[Saved data entries]

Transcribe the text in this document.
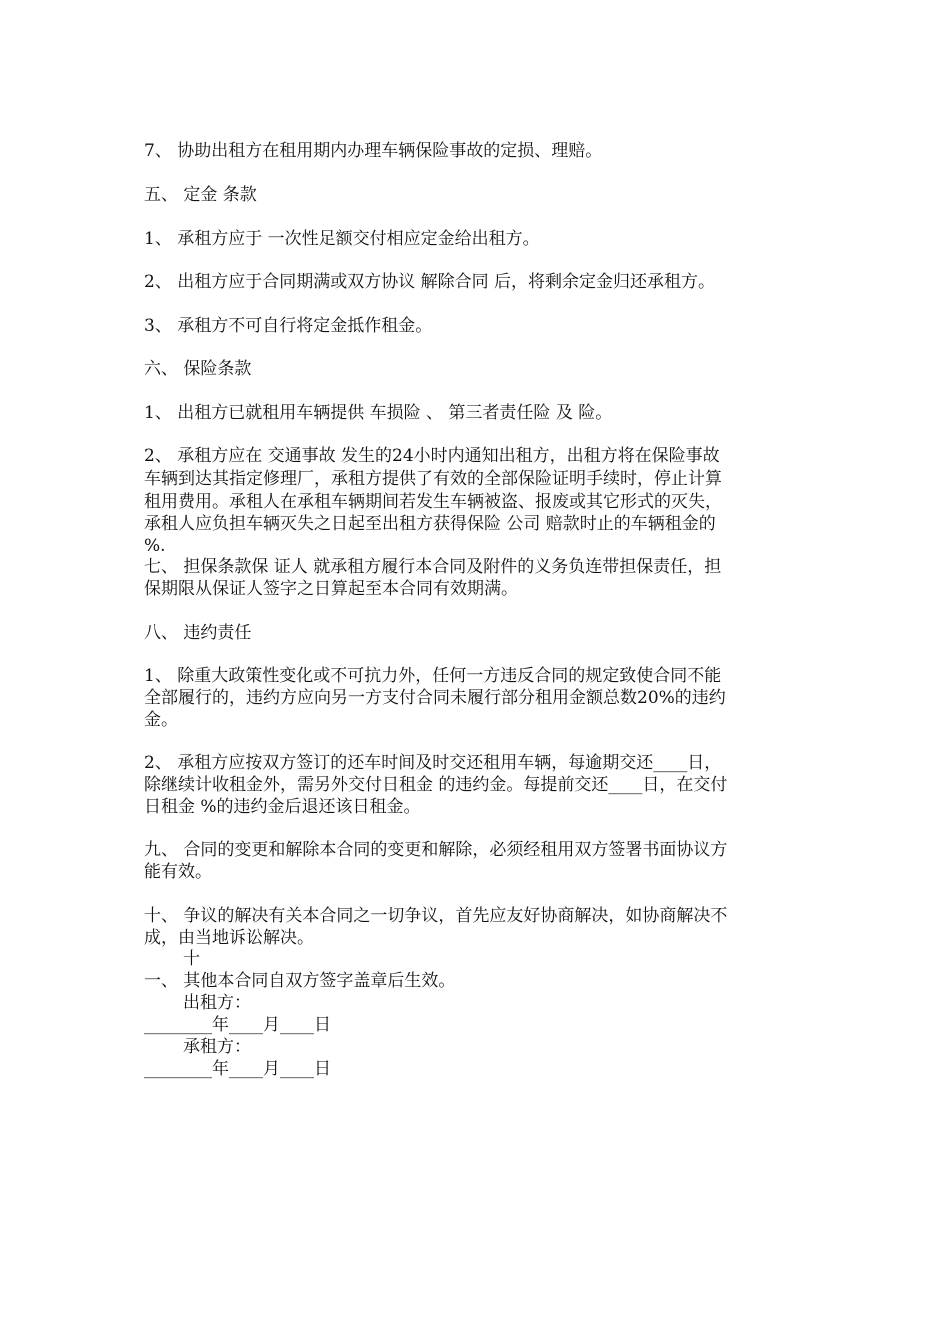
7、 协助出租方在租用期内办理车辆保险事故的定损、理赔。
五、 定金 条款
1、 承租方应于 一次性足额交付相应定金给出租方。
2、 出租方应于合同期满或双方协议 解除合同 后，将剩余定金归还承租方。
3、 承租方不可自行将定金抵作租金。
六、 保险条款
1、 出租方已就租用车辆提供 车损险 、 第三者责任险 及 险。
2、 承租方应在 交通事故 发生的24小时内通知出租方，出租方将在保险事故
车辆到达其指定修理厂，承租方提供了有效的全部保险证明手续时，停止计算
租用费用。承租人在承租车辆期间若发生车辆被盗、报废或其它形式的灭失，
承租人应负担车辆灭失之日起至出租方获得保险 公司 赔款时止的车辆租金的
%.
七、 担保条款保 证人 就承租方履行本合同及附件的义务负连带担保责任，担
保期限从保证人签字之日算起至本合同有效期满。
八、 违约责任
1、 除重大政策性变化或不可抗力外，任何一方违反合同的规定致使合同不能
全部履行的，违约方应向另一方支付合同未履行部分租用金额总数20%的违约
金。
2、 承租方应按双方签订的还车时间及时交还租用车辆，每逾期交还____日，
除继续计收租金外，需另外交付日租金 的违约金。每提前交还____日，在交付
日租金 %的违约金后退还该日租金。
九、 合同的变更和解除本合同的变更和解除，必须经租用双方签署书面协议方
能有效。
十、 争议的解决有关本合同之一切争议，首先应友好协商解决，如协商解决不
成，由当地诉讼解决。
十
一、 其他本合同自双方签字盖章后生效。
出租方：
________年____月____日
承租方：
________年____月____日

- Set problem:
Repeat everything in the records precisely. Images are excluded from the copy.

- Exercise output:
Transcribe the text in this document.
7、 协助出租方在租用期内办理车辆保险事故的定损、理赔。
五、 定金 条款
1、 承租方应于 一次性足额交付相应定金给出租方。
2、 出租方应于合同期满或双方协议 解除合同 后，将剩余定金归还承租方。
3、 承租方不可自行将定金抵作租金。
六、 保险条款
1、 出租方已就租用车辆提供 车损险 、 第三者责任险 及 险。
2、 承租方应在 交通事故 发生的24小时内通知出租方，出租方将在保险事故
车辆到达其指定修理厂，承租方提供了有效的全部保险证明手续时，停止计算
租用费用。承租人在承租车辆期间若发生车辆被盗、报废或其它形式的灭失，
承租人应负担车辆灭失之日起至出租方获得保险 公司 赔款时止的车辆租金的
%.
七、 担保条款保 证人 就承租方履行本合同及附件的义务负连带担保责任，担
保期限从保证人签字之日算起至本合同有效期满。
八、 违约责任
1、 除重大政策性变化或不可抗力外，任何一方违反合同的规定致使合同不能
全部履行的，违约方应向另一方支付合同未履行部分租用金额总数20%的违约
金。
2、 承租方应按双方签订的还车时间及时交还租用车辆，每逾期交还____日，
除继续计收租金外，需另外交付日租金 的违约金。每提前交还____日，在交付
日租金 %的违约金后退还该日租金。
九、 合同的变更和解除本合同的变更和解除，必须经租用双方签署书面协议方
能有效。
十、 争议的解决有关本合同之一切争议，首先应友好协商解决，如协商解决不
成，由当地诉讼解决。
十
一、 其他本合同自双方签字盖章后生效。
出租方：
________年____月____日
承租方：
________年____月____日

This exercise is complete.